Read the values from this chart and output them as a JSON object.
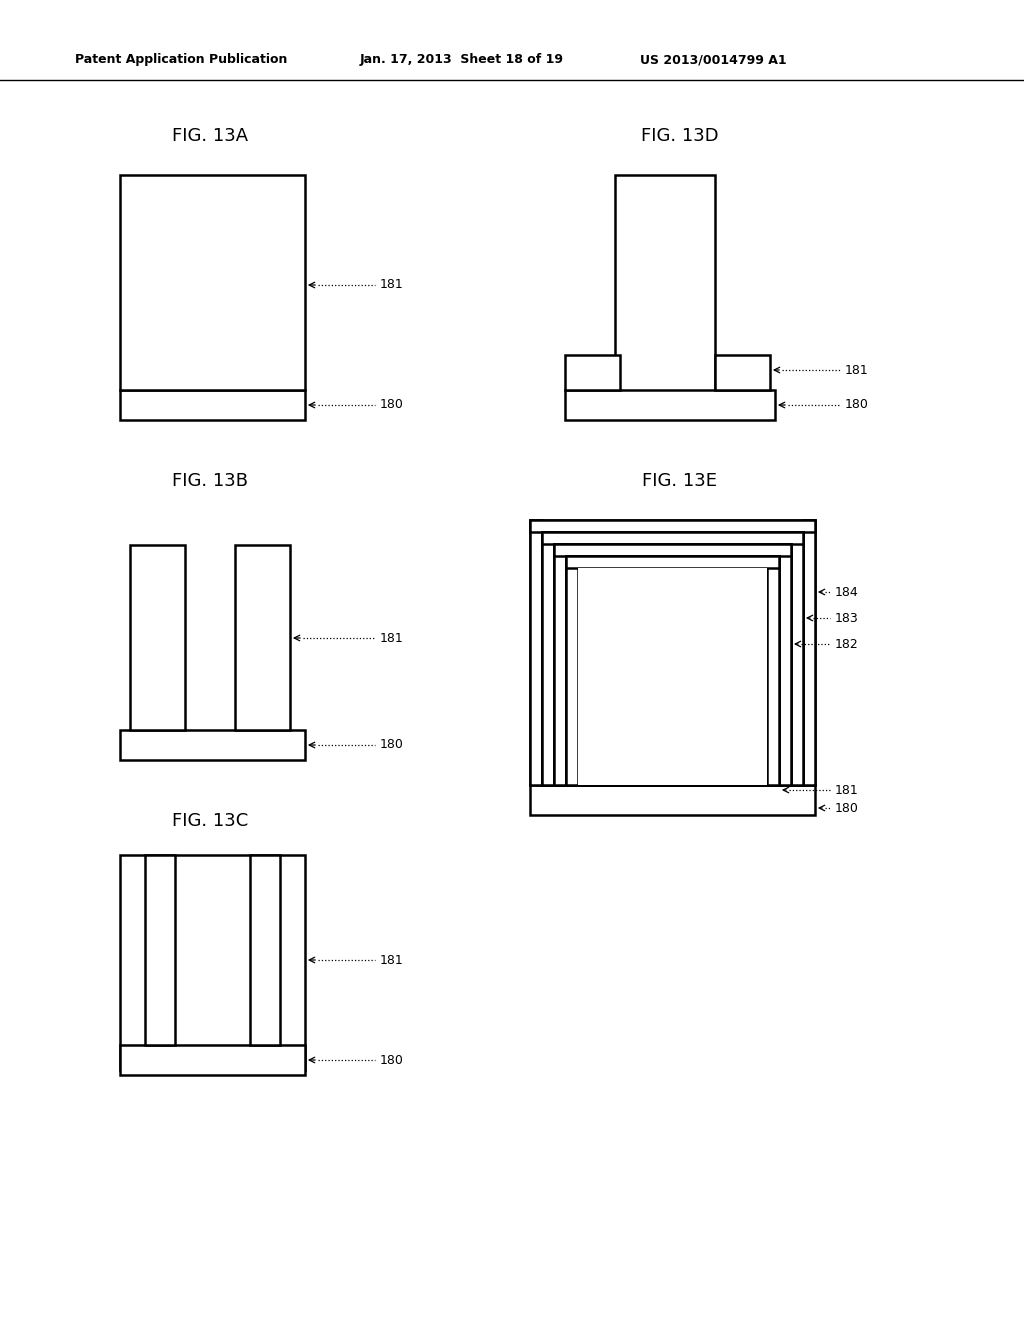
{
  "bg_color": "#ffffff",
  "line_color": "#000000",
  "header_left": "Patent Application Publication",
  "header_center": "Jan. 17, 2013  Sheet 18 of 19",
  "header_right": "US 2013/0014799 A1",
  "fig_title_fontsize": 13,
  "label_fontsize": 9,
  "header_fontsize": 9
}
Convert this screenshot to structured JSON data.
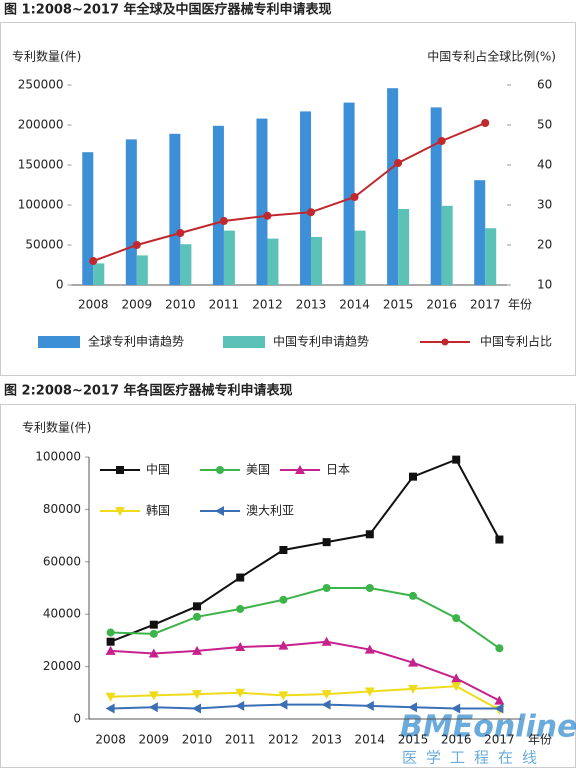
{
  "chart_data": [
    {
      "type": "combo",
      "title": "图 1:2008~2017 年全球及中国医疗器械专利申请表现",
      "ylabel": "专利数量(件)",
      "y2label": "中国专利占全球比例(%)",
      "xlabel": "年份",
      "categories": [
        "2008",
        "2009",
        "2010",
        "2011",
        "2012",
        "2013",
        "2014",
        "2015",
        "2016",
        "2017"
      ],
      "series": [
        {
          "name": "全球专利申请趋势",
          "type": "bar",
          "color": "#3d8fd6",
          "values": [
            166000,
            182000,
            189000,
            199000,
            208000,
            217000,
            228000,
            246000,
            222000,
            131000
          ]
        },
        {
          "name": "中国专利申请趋势",
          "type": "bar",
          "color": "#5cc2b8",
          "values": [
            27000,
            37000,
            51000,
            68000,
            58000,
            60000,
            68000,
            95000,
            99000,
            71000
          ]
        },
        {
          "name": "中国专利占比",
          "type": "line",
          "axis": "y2",
          "color": "#c0282d",
          "marker": "circle",
          "values": [
            16,
            20,
            23,
            26,
            27.3,
            28.2,
            32,
            40.5,
            46,
            50.5
          ]
        }
      ],
      "ylim": [
        0,
        250000
      ],
      "yticks": [
        0,
        50000,
        100000,
        150000,
        200000,
        250000
      ],
      "y2lim": [
        10,
        60
      ],
      "y2ticks": [
        10,
        20,
        30,
        40,
        50,
        60
      ],
      "legend": "bottom"
    },
    {
      "type": "line",
      "title": "图 2:2008~2017 年各国医疗器械专利申请表现",
      "ylabel": "专利数量(件)",
      "xlabel": "年份",
      "categories": [
        "2008",
        "2009",
        "2010",
        "2011",
        "2012",
        "2013",
        "2014",
        "2015",
        "2016",
        "2017"
      ],
      "series": [
        {
          "name": "中国",
          "color": "#111111",
          "marker": "square",
          "values": [
            29500,
            36000,
            43000,
            54000,
            64500,
            67500,
            70500,
            92500,
            99000,
            68500
          ]
        },
        {
          "name": "美国",
          "color": "#3cb44a",
          "marker": "circle",
          "values": [
            33000,
            32500,
            39000,
            42000,
            45500,
            50000,
            50000,
            47000,
            38500,
            27000
          ]
        },
        {
          "name": "日本",
          "color": "#c6218d",
          "marker": "triangle-up",
          "values": [
            26000,
            25000,
            26000,
            27500,
            28000,
            29500,
            26500,
            21500,
            15500,
            7000
          ]
        },
        {
          "name": "韩国",
          "color": "#eedc1a",
          "marker": "triangle-down",
          "values": [
            8500,
            9000,
            9500,
            10000,
            9000,
            9500,
            10500,
            11500,
            12500,
            3500
          ]
        },
        {
          "name": "澳大利亚",
          "color": "#3b6fb5",
          "marker": "triangle-left",
          "values": [
            4000,
            4500,
            4000,
            5000,
            5500,
            5500,
            5000,
            4500,
            4000,
            4000
          ]
        }
      ],
      "ylim": [
        0,
        100000
      ],
      "yticks": [
        0,
        20000,
        40000,
        60000,
        80000,
        100000
      ],
      "legend": "upper left"
    }
  ],
  "watermark": {
    "logo": "BMEonline",
    "text": "医学工程在线"
  }
}
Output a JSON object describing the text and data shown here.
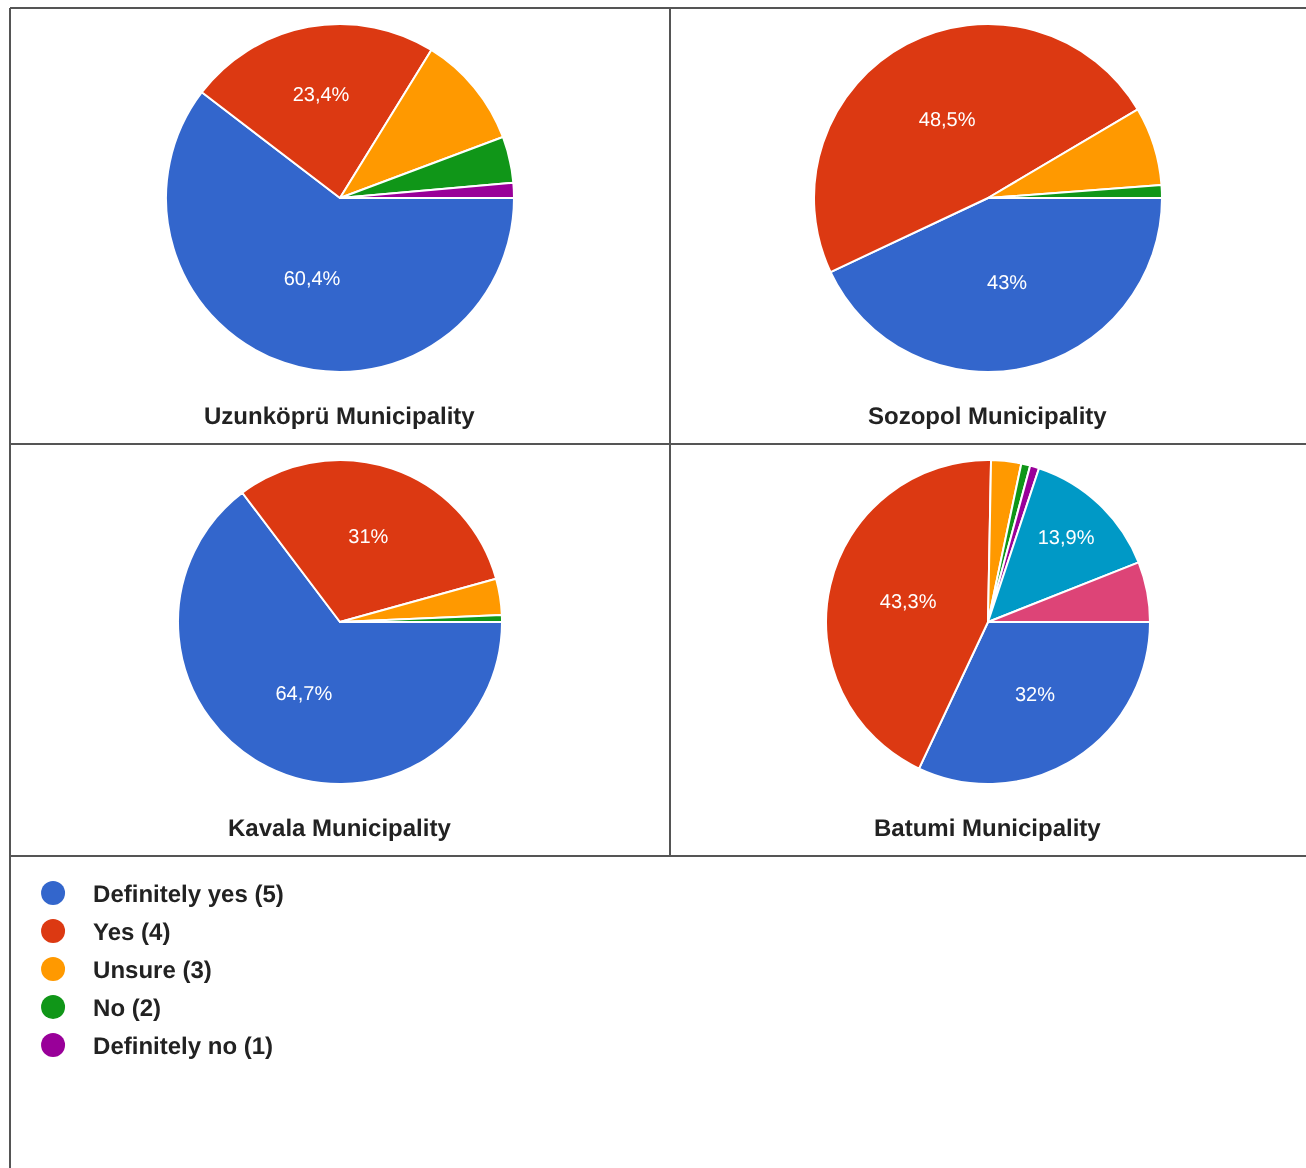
{
  "chart_data": [
    {
      "type": "pie",
      "title": "Uzunköprü Municipality",
      "categories": [
        "Definitely yes (5)",
        "Yes (4)",
        "Unsure (3)",
        "No (2)",
        "Definitely no (1)"
      ],
      "values": [
        60.4,
        23.4,
        10.5,
        4.3,
        1.4
      ],
      "colors": [
        "#3366cc",
        "#dc3912",
        "#ff9900",
        "#109618",
        "#990099"
      ],
      "value_labels": [
        "60,4%",
        "23,4%",
        null,
        null,
        null
      ],
      "legend": "bottom"
    },
    {
      "type": "pie",
      "title": "Sozopol Municipality",
      "categories": [
        null,
        null,
        null,
        null
      ],
      "values": [
        43,
        48.5,
        7.3,
        1.2
      ],
      "colors": [
        "#3366cc",
        "#dc3912",
        "#ff9900",
        "#109618"
      ],
      "value_labels": [
        "43%",
        "48,5%",
        null,
        null
      ]
    },
    {
      "type": "pie",
      "title": "Kavala Municipality",
      "categories": [
        null,
        null,
        null,
        null
      ],
      "values": [
        64.7,
        31,
        3.6,
        0.7
      ],
      "colors": [
        "#3366cc",
        "#dc3912",
        "#ff9900",
        "#109618"
      ],
      "value_labels": [
        "64,7%",
        "31%",
        null,
        null
      ]
    },
    {
      "type": "pie",
      "title": "Batumi Municipality",
      "categories": [
        null,
        null,
        null,
        null,
        null,
        null,
        null
      ],
      "values": [
        32,
        43.3,
        3,
        0.9,
        0.9,
        13.9,
        6
      ],
      "colors": [
        "#3366cc",
        "#dc3912",
        "#ff9900",
        "#109618",
        "#990099",
        "#0099c6",
        "#dd4477"
      ],
      "value_labels": [
        "32%",
        "43,3%",
        null,
        null,
        null,
        "13,9%",
        null
      ]
    }
  ]
}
====================
**DO THIS**
Each line that has the word "name" should be copied.

**RESPONSE TO THIS TASK**
          "name": "全球专利申请趋势",
          "name": "中国专利申请趋势",
          "name": "中国专利占比",
          "name": "中国",
          "name": "美国",
          "name": "日本",
          "name": "韩国",
          "name": "澳大利亚",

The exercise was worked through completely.